▸ **GOAL**: Reproduce all entries precisely, down to the last character.

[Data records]
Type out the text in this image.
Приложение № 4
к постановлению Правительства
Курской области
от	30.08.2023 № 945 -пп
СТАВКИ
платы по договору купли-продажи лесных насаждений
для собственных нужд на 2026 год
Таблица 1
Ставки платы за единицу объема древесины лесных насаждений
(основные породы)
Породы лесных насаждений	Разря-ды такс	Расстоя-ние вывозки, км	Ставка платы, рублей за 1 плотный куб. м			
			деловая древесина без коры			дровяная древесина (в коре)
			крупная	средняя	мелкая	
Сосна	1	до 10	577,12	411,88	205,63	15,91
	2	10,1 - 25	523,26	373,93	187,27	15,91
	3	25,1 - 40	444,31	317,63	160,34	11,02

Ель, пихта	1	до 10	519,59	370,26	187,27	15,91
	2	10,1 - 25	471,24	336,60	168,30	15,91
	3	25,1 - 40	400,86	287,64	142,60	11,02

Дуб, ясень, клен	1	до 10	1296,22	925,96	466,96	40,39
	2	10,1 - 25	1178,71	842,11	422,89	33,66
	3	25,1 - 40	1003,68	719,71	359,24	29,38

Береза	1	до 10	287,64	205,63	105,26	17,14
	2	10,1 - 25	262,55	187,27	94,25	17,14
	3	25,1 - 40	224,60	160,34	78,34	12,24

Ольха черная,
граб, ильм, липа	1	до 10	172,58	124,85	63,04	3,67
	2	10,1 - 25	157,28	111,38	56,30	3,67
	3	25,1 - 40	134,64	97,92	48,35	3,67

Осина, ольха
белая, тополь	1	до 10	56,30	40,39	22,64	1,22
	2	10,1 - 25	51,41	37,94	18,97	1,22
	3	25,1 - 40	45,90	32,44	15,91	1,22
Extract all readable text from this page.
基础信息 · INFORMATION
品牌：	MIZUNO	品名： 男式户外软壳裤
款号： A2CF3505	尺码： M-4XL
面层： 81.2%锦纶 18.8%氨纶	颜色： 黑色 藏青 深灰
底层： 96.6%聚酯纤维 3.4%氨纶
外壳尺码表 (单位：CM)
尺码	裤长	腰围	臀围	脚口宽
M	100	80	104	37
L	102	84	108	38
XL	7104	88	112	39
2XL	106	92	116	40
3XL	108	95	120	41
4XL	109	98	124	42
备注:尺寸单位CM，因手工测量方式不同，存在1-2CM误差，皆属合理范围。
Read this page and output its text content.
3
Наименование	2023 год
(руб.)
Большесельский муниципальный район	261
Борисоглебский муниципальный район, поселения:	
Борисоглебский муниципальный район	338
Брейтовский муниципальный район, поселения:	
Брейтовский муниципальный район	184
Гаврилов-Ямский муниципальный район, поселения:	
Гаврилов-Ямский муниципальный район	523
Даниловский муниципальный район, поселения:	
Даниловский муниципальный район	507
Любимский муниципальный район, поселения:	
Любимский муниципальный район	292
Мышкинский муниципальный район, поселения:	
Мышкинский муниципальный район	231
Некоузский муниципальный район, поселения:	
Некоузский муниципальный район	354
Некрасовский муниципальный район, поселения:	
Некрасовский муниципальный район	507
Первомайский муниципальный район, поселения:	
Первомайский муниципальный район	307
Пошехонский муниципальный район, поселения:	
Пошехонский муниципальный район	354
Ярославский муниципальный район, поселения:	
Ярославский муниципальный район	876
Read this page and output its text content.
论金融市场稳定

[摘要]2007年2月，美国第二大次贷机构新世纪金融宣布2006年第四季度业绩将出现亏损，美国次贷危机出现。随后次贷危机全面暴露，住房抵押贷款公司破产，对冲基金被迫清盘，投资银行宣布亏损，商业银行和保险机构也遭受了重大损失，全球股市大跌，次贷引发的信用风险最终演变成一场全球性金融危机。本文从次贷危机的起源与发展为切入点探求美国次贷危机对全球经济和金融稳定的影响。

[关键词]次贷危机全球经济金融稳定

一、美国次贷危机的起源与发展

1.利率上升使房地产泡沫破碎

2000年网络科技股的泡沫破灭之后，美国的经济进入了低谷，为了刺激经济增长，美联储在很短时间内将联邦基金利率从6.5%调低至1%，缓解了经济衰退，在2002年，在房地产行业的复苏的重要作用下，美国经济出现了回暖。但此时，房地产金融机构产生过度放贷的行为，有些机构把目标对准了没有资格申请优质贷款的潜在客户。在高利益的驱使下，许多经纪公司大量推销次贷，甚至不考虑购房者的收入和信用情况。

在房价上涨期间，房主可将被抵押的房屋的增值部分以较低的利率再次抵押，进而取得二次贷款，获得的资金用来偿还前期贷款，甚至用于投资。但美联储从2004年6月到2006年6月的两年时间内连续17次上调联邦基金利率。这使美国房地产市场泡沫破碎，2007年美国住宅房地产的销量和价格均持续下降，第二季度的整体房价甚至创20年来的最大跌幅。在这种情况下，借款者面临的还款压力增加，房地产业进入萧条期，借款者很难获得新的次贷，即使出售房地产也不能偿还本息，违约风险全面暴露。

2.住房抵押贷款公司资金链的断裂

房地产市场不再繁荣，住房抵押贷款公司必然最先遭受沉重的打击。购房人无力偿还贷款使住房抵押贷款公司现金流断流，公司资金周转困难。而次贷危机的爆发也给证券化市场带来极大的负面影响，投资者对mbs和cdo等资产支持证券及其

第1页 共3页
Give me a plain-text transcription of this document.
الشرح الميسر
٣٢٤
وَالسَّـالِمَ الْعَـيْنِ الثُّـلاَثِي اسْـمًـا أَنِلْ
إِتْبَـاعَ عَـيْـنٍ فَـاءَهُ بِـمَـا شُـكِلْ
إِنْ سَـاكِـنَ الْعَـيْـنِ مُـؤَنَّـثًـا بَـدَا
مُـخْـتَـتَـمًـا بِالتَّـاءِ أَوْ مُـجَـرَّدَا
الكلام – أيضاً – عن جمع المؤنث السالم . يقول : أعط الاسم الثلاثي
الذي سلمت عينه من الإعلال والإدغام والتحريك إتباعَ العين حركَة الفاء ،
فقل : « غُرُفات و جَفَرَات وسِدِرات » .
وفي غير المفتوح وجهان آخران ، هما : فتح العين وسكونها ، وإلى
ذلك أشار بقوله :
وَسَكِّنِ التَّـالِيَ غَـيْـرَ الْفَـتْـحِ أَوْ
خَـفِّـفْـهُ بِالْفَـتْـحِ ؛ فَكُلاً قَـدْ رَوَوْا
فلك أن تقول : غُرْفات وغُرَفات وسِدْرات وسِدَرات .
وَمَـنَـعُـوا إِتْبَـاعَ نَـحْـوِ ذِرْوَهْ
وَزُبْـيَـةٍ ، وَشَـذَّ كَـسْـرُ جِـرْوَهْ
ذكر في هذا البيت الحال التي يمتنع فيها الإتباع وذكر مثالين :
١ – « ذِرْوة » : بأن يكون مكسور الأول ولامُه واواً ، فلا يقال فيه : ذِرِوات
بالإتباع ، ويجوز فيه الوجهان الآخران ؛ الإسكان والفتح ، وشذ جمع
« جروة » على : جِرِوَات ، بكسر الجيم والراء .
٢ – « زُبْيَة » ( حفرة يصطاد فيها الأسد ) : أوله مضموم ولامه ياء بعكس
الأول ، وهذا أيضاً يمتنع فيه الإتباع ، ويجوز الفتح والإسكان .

▸ **FINISHED ANSWER**:
Type out the text in this image.
Приложение № 4
к постановлению Правительства
Курской области
от	30.08.2023 № 945 -пп
СТАВКИ
платы по договору купли-продажи лесных насаждений
для собственных нужд на 2026 год
Таблица 1
Ставки платы за единицу объема древесины лесных насаждений
(основные породы)
Породы лесных насаждений	Разря-ды такс	Расстоя-ние вывозки, км	Ставка платы, рублей за 1 плотный куб. м			
			деловая древесина без коры			дровяная древесина (в коре)
			крупная	средняя	мелкая	
Сосна	1	до 10	577,12	411,88	205,63	15,91
	2	10,1 - 25	523,26	373,93	187,27	15,91
	3	25,1 - 40	444,31	317,63	160,34	11,02

Ель, пихта	1	до 10	519,59	370,26	187,27	15,91
	2	10,1 - 25	471,24	336,60	168,30	15,91
	3	25,1 - 40	400,86	287,64	142,60	11,02

Дуб, ясень, клен	1	до 10	1296,22	925,96	466,96	40,39
	2	10,1 - 25	1178,71	842,11	422,89	33,66
	3	25,1 - 40	1003,68	719,71	359,24	29,38

Береза	1	до 10	287,64	205,63	105,26	17,14
	2	10,1 - 25	262,55	187,27	94,25	17,14
	3	25,1 - 40	224,60	160,34	78,34	12,24

Ольха черная,
граб, ильм, липа	1	до 10	172,58	124,85	63,04	3,67
	2	10,1 - 25	157,28	111,38	56,30	3,67
	3	25,1 - 40	134,64	97,92	48,35	3,67

Осина, ольха
белая, тополь	1	до 10	56,30	40,39	22,64	1,22
	2	10,1 - 25	51,41	37,94	18,97	1,22
	3	25,1 - 40	45,90	32,44	15,91	1,22
Extract all readable text from this page.
基础信息 · INFORMATION
品牌：	MIZUNO	品名： 男式户外软壳裤
款号： A2CF3505	尺码： M-4XL
面层： 81.2%锦纶 18.8%氨纶	颜色： 黑色 藏青 深灰
底层： 96.6%聚酯纤维 3.4%氨纶
外壳尺码表 (单位：CM)
尺码	裤长	腰围	臀围	脚口宽
M	100	80	104	37
L	102	84	108	38
XL	7104	88	112	39
2XL	106	92	116	40
3XL	108	95	120	41
4XL	109	98	124	42
备注:尺寸单位CM，因手工测量方式不同，存在1-2CM误差，皆属合理范围。
Read this page and output its text content.
3
Наименование	2023 год
(руб.)
Большесельский муниципальный район	261
Борисоглебский муниципальный район, поселения:	
Борисоглебский муниципальный район	338
Брейтовский муниципальный район, поселения:	
Брейтовский муниципальный район	184
Гаврилов-Ямский муниципальный район, поселения:	
Гаврилов-Ямский муниципальный район	523
Даниловский муниципальный район, поселения:	
Даниловский муниципальный район	507
Любимский муниципальный район, поселения:	
Любимский муниципальный район	292
Мышкинский муниципальный район, поселения:	
Мышкинский муниципальный район	231
Некоузский муниципальный район, поселения:	
Некоузский муниципальный район	354
Некрасовский муниципальный район, поселения:	
Некрасовский муниципальный район	507
Первомайский муниципальный район, поселения:	
Первомайский муниципальный район	307
Пошехонский муниципальный район, поселения:	
Пошехонский муниципальный район	354
Ярославский муниципальный район, поселения:	
Ярославский муниципальный район	876
Read this page and output its text content.
论金融市场稳定

[摘要]2007年2月，美国第二大次贷机构新世纪金融宣布2006年第四季度业绩将出现亏损，美国次贷危机出现。随后次贷危机全面暴露，住房抵押贷款公司破产，对冲基金被迫清盘，投资银行宣布亏损，商业银行和保险机构也遭受了重大损失，全球股市大跌，次贷引发的信用风险最终演变成一场全球性金融危机。本文从次贷危机的起源与发展为切入点探求美国次贷危机对全球经济和金融稳定的影响。

[关键词]次贷危机全球经济金融稳定

一、美国次贷危机的起源与发展

1.利率上升使房地产泡沫破碎

2000年网络科技股的泡沫破灭之后，美国的经济进入了低谷，为了刺激经济增长，美联储在很短时间内将联邦基金利率从6.5%调低至1%，缓解了经济衰退，在2002年，在房地产行业的复苏的重要作用下，美国经济出现了回暖。但此时，房地产金融机构产生过度放贷的行为，有些机构把目标对准了没有资格申请优质贷款的潜在客户。在高利益的驱使下，许多经纪公司大量推销次贷，甚至不考虑购房者的收入和信用情况。

在房价上涨期间，房主可将被抵押的房屋的增值部分以较低的利率再次抵押，进而取得二次贷款，获得的资金用来偿还前期贷款，甚至用于投资。但美联储从2004年6月到2006年6月的两年时间内连续17次上调联邦基金利率。这使美国房地产市场泡沫破碎，2007年美国住宅房地产的销量和价格均持续下降，第二季度的整体房价甚至创20年来的最大跌幅。在这种情况下，借款者面临的还款压力增加，房地产业进入萧条期，借款者很难获得新的次贷，即使出售房地产也不能偿还本息，违约风险全面暴露。

2.住房抵押贷款公司资金链的断裂

房地产市场不再繁荣，住房抵押贷款公司必然最先遭受沉重的打击。购房人无力偿还贷款使住房抵押贷款公司现金流断流，公司资金周转困难。而次贷危机的爆发也给证券化市场带来极大的负面影响，投资者对mbs和cdo等资产支持证券及其

第1页 共3页
Give me a plain-text transcription of this document.
الشرح الميسر
٣٢٤
وَالسَّـالِمَ الْعَـيْنِ الثُّـلاَثِي اسْـمًـا أَنِلْ
إِتْبَـاعَ عَـيْـنٍ فَـاءَهُ بِـمَـا شُـكِلْ
إِنْ سَـاكِـنَ الْعَـيْـنِ مُـؤَنَّـثًـا بَـدَا
مُـخْـتَـتَـمًـا بِالتَّـاءِ أَوْ مُـجَـرَّدَا
الكلام – أيضاً – عن جمع المؤنث السالم . يقول : أعط الاسم الثلاثي
الذي سلمت عينه من الإعلال والإدغام والتحريك إتباعَ العين حركَة الفاء ،
فقل : « غُرُفات و جَفَرَات وسِدِرات » .
وفي غير المفتوح وجهان آخران ، هما : فتح العين وسكونها ، وإلى
ذلك أشار بقوله :
وَسَكِّنِ التَّـالِيَ غَـيْـرَ الْفَـتْـحِ أَوْ
خَـفِّـفْـهُ بِالْفَـتْـحِ ؛ فَكُلاً قَـدْ رَوَوْا
فلك أن تقول : غُرْفات وغُرَفات وسِدْرات وسِدَرات .
وَمَـنَـعُـوا إِتْبَـاعَ نَـحْـوِ ذِرْوَهْ
وَزُبْـيَـةٍ ، وَشَـذَّ كَـسْـرُ جِـرْوَهْ
ذكر في هذا البيت الحال التي يمتنع فيها الإتباع وذكر مثالين :
١ – « ذِرْوة » : بأن يكون مكسور الأول ولامُه واواً ، فلا يقال فيه : ذِرِوات
بالإتباع ، ويجوز فيه الوجهان الآخران ؛ الإسكان والفتح ، وشذ جمع
« جروة » على : جِرِوَات ، بكسر الجيم والراء .
٢ – « زُبْيَة » ( حفرة يصطاد فيها الأسد ) : أوله مضموم ولامه ياء بعكس
الأول ، وهذا أيضاً يمتنع فيه الإتباع ، ويجوز الفتح والإسكان .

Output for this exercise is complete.